* _Given data_
◆ ◆ ◆ ◆ ◆

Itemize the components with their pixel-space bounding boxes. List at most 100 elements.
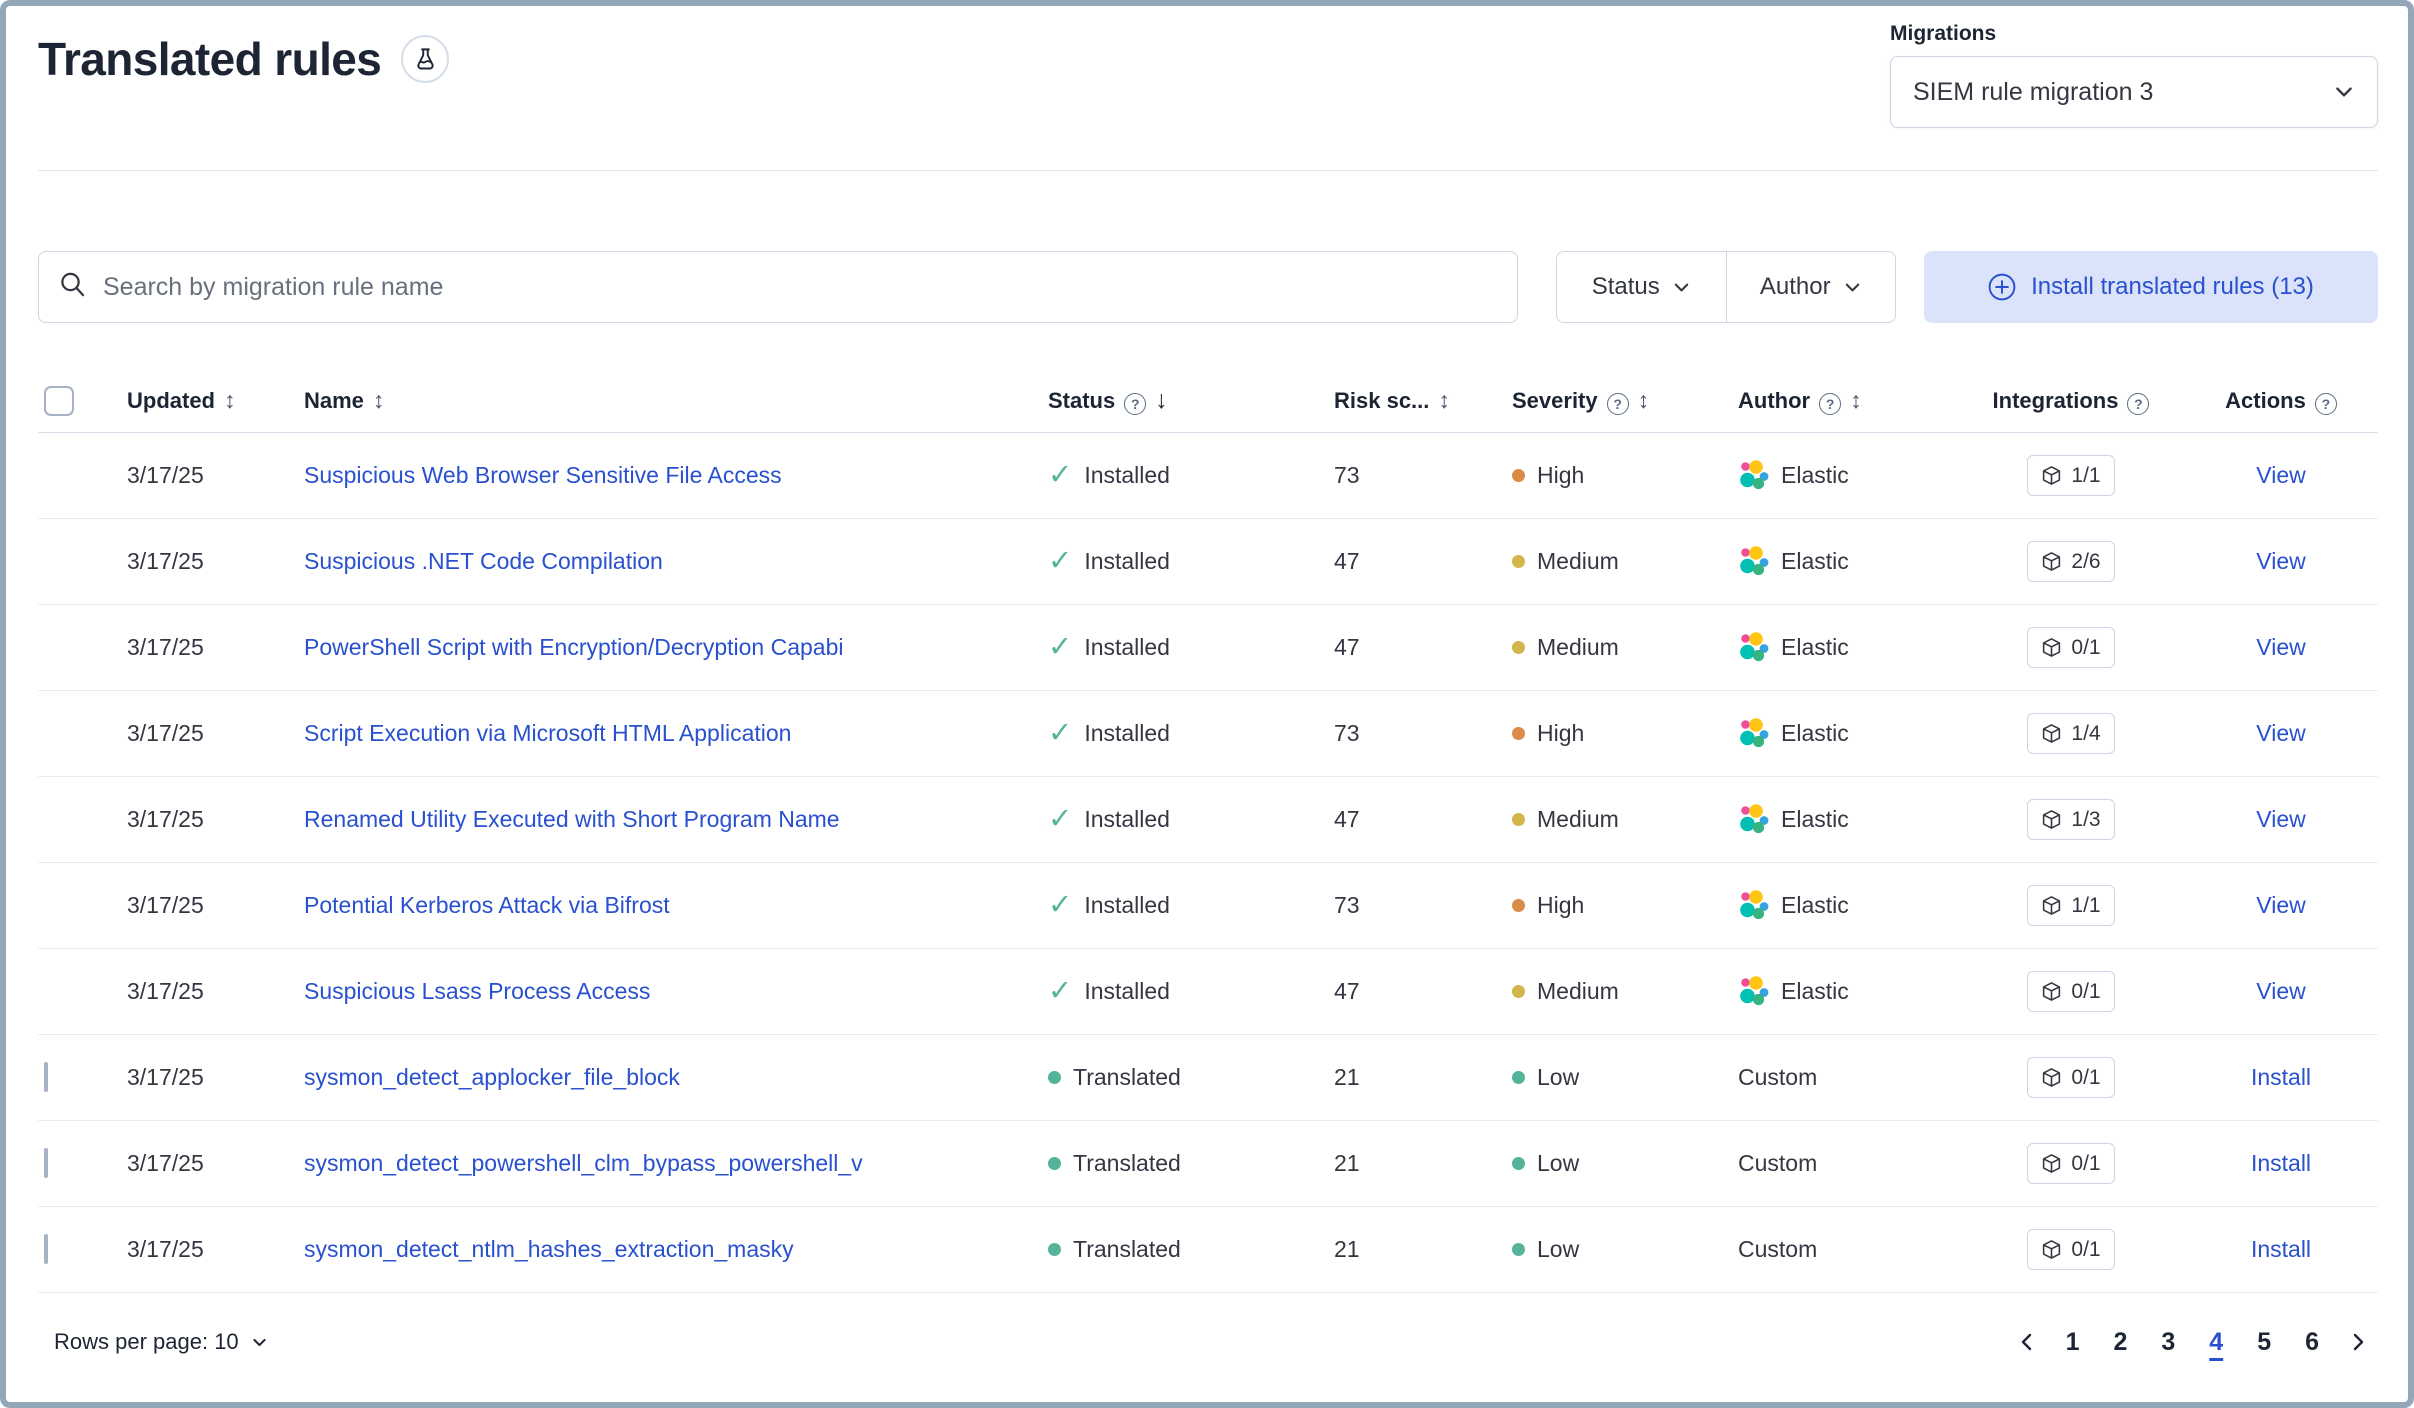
- install-translated-rules-button[interactable]: Install translated rules (13): [1924, 251, 2378, 323]
- integrations-count: 1/4: [2071, 722, 2100, 746]
- page-number-2[interactable]: 2: [2102, 1324, 2138, 1361]
- rule-name-link[interactable]: Potential Kerberos Attack via Bifrost: [304, 892, 670, 918]
- cube-icon: [2041, 809, 2062, 830]
- action-link[interactable]: View: [2256, 720, 2305, 747]
- action-link[interactable]: Install: [2251, 1064, 2311, 1091]
- elastic-logo-icon: [1738, 718, 1769, 749]
- cube-icon: [2041, 1067, 2062, 1088]
- action-link[interactable]: View: [2256, 634, 2305, 661]
- column-header-updated[interactable]: Updated ↕: [120, 388, 300, 414]
- translated-rules-table: Updated ↕ Name ↕ Status ? ↓ Risk sc... ↕…: [38, 369, 2378, 1293]
- up-down-arrows-icon: ↕: [1438, 389, 1450, 412]
- column-header-integrations: Integrations ?: [1958, 387, 2184, 415]
- select-all-checkbox[interactable]: [44, 386, 74, 416]
- migrations-selected-value: SIEM rule migration 3: [1913, 78, 2153, 107]
- author-filter-button[interactable]: Author: [1726, 252, 1896, 322]
- integrations-count: 1/1: [2071, 894, 2100, 918]
- page-number-6[interactable]: 6: [2294, 1324, 2330, 1361]
- status-filter-button[interactable]: Status: [1557, 252, 1726, 322]
- column-header-name[interactable]: Name ↕: [300, 388, 1048, 414]
- integrations-count: 0/1: [2071, 1066, 2100, 1090]
- action-link[interactable]: View: [2256, 548, 2305, 575]
- cube-icon: [2041, 465, 2062, 486]
- cube-icon: [2041, 637, 2062, 658]
- action-link[interactable]: View: [2256, 462, 2305, 489]
- updated-cell: 3/17/25: [120, 1236, 300, 1263]
- elastic-logo-icon: [1738, 460, 1769, 491]
- page-number-3[interactable]: 3: [2150, 1324, 2186, 1361]
- previous-page-button[interactable]: [2011, 1326, 2043, 1358]
- row-checkbox[interactable]: [44, 1148, 48, 1178]
- risk-score-cell: 21: [1316, 1064, 1498, 1091]
- severity-label: Low: [1537, 1236, 1579, 1263]
- integrations-badge[interactable]: 0/1: [2027, 1057, 2114, 1098]
- rule-name-link[interactable]: sysmon_detect_applocker_file_block: [304, 1064, 680, 1090]
- row-checkbox[interactable]: [44, 1234, 48, 1264]
- table-row: 3/17/25 sysmon_detect_powershell_clm_byp…: [38, 1121, 2378, 1207]
- updated-cell: 3/17/25: [120, 978, 300, 1005]
- rule-name-link[interactable]: Suspicious Lsass Process Access: [304, 978, 650, 1004]
- status-label: Installed: [1084, 462, 1170, 489]
- chevron-left-icon: [2015, 1330, 2039, 1354]
- column-header-risk-score[interactable]: Risk sc... ↕: [1316, 388, 1498, 414]
- rule-name-link[interactable]: Suspicious .NET Code Compilation: [304, 548, 663, 574]
- rule-name-link[interactable]: PowerShell Script with Encryption/Decryp…: [304, 634, 843, 660]
- action-link[interactable]: View: [2256, 806, 2305, 833]
- integrations-badge[interactable]: 0/1: [2027, 1229, 2114, 1270]
- severity-dot: [1512, 1243, 1525, 1256]
- integrations-badge[interactable]: 0/1: [2027, 627, 2114, 668]
- chevron-down-icon: [251, 1334, 268, 1351]
- action-link[interactable]: View: [2256, 978, 2305, 1005]
- next-page-button[interactable]: [2342, 1326, 2374, 1358]
- migrations-select[interactable]: SIEM rule migration 3: [1890, 56, 2378, 128]
- action-link[interactable]: View: [2256, 892, 2305, 919]
- severity-dot: [1512, 1071, 1525, 1084]
- column-header-author[interactable]: Author ? ↕: [1724, 387, 1958, 415]
- severity-dot: [1512, 469, 1525, 482]
- risk-score-cell: 47: [1316, 806, 1498, 833]
- row-checkbox[interactable]: [44, 1062, 48, 1092]
- updated-cell: 3/17/25: [120, 806, 300, 833]
- pagination: 123456: [2011, 1324, 2374, 1361]
- question-in-circle-icon: ?: [2315, 393, 2337, 415]
- updated-cell: 3/17/25: [120, 720, 300, 747]
- action-link[interactable]: Install: [2251, 1236, 2311, 1263]
- search-input[interactable]: [38, 251, 1518, 323]
- integrations-badge[interactable]: 1/1: [2027, 885, 2114, 926]
- integrations-badge[interactable]: 1/1: [2027, 455, 2114, 496]
- page-number-5[interactable]: 5: [2246, 1324, 2282, 1361]
- up-down-arrows-icon: ↕: [1850, 389, 1862, 412]
- header-divider: [38, 170, 2378, 171]
- integrations-badge[interactable]: 1/4: [2027, 713, 2114, 754]
- severity-label: High: [1537, 892, 1584, 919]
- author-label: Elastic: [1781, 978, 1849, 1005]
- integrations-badge[interactable]: 0/1: [2027, 971, 2114, 1012]
- integrations-badge[interactable]: 2/6: [2027, 541, 2114, 582]
- risk-score-cell: 21: [1316, 1150, 1498, 1177]
- check-icon: ✓: [1048, 891, 1072, 920]
- risk-score-cell: 47: [1316, 548, 1498, 575]
- up-down-arrows-icon: ↕: [1638, 389, 1650, 412]
- page-number-4[interactable]: 4: [2198, 1324, 2234, 1361]
- column-header-status[interactable]: Status ? ↓: [1048, 387, 1316, 415]
- rule-name-link[interactable]: Suspicious Web Browser Sensitive File Ac…: [304, 462, 782, 488]
- table-row: 3/17/25 Suspicious Lsass Process Access …: [38, 949, 2378, 1035]
- rule-name-link[interactable]: sysmon_detect_powershell_clm_bypass_powe…: [304, 1150, 863, 1176]
- rule-name-link[interactable]: sysmon_detect_ntlm_hashes_extraction_mas…: [304, 1236, 794, 1262]
- action-link[interactable]: Install: [2251, 1150, 2311, 1177]
- page-title: Translated rules: [38, 32, 381, 86]
- status-label: Installed: [1084, 634, 1170, 661]
- severity-label: High: [1537, 720, 1584, 747]
- integrations-badge[interactable]: 1/3: [2027, 799, 2114, 840]
- dot-icon: [1048, 1071, 1061, 1084]
- integrations-badge[interactable]: 0/1: [2027, 1143, 2114, 1184]
- column-header-severity[interactable]: Severity ? ↕: [1498, 387, 1724, 415]
- rule-name-link[interactable]: Renamed Utility Executed with Short Prog…: [304, 806, 840, 832]
- rule-name-link[interactable]: Script Execution via Microsoft HTML Appl…: [304, 720, 791, 746]
- page-number-1[interactable]: 1: [2055, 1324, 2091, 1361]
- author-label: Custom: [1738, 1064, 1817, 1091]
- author-label: Custom: [1738, 1150, 1817, 1177]
- table-row: 3/17/25 PowerShell Script with Encryptio…: [38, 605, 2378, 691]
- rows-per-page-control[interactable]: Rows per page: 10: [54, 1329, 268, 1355]
- integrations-count: 0/1: [2071, 636, 2100, 660]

◆ ◆ ◆ ◆ ◆

* _Requirement_
Count the lines in the items above that contain the string "Lsass", matching case exactly, and give only the number.

* _Result of the task_
2